- What you are asked to do -
Say how many lines hold the string "JSON", and nothing more.

- Input -

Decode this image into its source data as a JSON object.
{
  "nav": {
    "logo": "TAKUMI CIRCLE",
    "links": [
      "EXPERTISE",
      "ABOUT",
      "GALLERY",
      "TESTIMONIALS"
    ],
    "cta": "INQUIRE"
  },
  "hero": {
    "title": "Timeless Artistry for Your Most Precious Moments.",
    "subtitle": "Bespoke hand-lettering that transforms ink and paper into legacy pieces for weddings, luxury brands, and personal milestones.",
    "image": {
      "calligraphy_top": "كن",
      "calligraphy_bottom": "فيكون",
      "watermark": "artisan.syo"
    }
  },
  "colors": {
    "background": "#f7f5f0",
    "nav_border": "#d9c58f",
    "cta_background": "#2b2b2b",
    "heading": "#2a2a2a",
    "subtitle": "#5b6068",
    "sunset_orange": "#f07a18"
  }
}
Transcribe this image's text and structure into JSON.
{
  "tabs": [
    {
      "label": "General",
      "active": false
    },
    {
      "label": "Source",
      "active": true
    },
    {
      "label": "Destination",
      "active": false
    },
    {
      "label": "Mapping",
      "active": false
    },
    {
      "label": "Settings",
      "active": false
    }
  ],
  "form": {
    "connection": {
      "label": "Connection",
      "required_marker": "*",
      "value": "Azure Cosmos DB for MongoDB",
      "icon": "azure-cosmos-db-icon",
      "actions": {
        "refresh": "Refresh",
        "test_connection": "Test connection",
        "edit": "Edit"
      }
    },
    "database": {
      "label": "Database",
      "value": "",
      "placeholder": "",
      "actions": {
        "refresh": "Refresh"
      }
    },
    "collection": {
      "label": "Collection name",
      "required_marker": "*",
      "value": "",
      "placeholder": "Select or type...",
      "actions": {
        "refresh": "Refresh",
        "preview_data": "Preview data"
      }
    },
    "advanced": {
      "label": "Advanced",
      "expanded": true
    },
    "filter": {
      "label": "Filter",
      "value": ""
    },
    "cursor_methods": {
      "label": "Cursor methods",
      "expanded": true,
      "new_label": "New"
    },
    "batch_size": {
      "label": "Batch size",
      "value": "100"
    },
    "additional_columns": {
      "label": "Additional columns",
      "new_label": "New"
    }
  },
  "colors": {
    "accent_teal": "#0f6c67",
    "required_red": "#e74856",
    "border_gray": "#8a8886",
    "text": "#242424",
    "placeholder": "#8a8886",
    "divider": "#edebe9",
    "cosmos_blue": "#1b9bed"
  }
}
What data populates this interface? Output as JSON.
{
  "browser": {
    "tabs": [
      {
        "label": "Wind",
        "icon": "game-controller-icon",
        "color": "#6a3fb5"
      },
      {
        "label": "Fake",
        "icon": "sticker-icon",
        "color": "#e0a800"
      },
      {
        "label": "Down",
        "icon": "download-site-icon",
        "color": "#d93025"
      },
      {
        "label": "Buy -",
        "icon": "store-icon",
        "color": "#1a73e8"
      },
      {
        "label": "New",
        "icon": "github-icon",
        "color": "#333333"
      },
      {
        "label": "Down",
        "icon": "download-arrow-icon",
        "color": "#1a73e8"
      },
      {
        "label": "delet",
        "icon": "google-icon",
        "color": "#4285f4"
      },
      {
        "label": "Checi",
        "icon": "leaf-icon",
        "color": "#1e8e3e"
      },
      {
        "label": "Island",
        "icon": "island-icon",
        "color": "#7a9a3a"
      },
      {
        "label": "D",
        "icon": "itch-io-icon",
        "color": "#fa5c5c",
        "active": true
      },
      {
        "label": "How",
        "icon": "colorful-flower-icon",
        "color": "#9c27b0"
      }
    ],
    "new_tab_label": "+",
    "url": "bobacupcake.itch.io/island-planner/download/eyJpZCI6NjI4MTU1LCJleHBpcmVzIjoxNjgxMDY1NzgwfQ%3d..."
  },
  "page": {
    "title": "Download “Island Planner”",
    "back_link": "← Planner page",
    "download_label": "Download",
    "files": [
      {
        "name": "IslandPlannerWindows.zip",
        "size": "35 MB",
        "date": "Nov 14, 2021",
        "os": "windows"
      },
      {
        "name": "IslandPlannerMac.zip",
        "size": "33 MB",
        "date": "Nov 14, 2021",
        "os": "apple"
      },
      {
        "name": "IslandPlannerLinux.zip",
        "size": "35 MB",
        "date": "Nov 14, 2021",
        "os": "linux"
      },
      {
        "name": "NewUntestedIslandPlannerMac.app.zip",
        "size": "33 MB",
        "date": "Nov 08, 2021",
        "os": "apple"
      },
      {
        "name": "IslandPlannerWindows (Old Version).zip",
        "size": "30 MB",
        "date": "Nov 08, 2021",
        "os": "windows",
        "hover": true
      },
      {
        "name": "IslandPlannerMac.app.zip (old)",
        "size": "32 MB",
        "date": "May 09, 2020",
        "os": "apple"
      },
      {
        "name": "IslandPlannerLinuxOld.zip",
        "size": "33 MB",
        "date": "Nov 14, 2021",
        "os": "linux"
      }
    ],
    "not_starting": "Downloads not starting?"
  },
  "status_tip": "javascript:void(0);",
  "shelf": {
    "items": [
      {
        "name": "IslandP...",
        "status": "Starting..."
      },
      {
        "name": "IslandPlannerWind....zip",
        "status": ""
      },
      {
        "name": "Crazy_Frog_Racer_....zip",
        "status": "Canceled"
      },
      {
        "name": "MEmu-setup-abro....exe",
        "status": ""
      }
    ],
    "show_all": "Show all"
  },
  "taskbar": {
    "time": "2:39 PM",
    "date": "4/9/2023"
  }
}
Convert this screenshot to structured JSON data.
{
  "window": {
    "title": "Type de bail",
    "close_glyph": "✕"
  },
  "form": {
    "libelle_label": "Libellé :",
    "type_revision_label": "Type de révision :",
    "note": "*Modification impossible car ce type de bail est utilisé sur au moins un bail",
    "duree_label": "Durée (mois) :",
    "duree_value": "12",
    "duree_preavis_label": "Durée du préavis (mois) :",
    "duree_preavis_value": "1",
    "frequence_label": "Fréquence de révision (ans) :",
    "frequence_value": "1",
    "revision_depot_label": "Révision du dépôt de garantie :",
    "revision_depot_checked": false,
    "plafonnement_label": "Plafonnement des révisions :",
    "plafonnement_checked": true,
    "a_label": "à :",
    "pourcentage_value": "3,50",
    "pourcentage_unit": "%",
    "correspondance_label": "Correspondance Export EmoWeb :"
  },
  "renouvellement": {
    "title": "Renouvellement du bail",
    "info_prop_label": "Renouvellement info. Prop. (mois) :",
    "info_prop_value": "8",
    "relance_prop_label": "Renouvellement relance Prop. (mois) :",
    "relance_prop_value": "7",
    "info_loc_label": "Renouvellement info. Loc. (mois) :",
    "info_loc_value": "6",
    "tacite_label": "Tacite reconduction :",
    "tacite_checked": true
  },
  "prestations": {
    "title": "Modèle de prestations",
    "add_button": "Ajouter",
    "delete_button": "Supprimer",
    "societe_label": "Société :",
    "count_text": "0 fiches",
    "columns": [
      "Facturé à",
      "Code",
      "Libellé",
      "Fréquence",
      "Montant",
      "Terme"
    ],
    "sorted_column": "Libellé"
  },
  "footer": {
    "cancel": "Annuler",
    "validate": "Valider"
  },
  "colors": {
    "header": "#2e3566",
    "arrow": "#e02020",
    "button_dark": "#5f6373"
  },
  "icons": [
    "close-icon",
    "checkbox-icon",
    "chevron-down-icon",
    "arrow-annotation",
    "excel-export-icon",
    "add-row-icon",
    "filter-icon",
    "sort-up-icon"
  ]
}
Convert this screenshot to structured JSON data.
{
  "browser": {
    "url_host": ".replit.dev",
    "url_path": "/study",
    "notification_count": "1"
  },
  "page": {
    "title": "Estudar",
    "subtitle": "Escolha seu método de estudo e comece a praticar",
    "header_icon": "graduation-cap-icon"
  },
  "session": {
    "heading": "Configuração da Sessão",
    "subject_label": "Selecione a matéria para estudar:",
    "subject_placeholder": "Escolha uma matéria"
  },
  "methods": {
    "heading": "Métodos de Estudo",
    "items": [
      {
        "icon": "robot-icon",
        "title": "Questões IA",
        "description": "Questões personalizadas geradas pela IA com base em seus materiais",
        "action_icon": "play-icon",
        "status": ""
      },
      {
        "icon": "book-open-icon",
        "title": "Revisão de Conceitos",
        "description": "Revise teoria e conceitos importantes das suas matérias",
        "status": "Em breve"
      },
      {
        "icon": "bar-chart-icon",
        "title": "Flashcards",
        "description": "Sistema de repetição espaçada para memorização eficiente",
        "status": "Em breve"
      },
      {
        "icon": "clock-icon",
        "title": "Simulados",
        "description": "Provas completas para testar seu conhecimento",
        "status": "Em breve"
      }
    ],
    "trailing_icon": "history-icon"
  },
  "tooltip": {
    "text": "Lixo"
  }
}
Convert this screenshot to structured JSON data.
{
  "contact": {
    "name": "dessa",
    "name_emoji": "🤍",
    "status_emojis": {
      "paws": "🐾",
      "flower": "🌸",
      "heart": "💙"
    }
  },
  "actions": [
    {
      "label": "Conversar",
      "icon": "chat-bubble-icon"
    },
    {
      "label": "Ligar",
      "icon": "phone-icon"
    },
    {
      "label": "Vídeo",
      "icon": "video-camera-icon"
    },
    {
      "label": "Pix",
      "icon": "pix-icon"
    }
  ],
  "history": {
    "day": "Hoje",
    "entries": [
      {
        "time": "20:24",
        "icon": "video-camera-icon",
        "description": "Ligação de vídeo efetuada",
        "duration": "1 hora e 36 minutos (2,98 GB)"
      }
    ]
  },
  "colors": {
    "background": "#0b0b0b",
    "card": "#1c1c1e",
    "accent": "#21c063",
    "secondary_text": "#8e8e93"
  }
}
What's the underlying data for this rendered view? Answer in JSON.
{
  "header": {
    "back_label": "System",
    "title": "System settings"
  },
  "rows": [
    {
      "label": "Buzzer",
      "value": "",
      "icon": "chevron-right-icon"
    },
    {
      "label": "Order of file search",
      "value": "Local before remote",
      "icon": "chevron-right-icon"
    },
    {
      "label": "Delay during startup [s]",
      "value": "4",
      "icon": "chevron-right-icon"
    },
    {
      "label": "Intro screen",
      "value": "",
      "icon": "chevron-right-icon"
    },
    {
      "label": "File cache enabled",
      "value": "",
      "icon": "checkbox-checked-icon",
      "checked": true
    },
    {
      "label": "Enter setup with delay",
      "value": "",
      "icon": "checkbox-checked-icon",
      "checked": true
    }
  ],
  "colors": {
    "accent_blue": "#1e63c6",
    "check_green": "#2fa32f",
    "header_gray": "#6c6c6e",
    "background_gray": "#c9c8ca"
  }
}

- Result -
7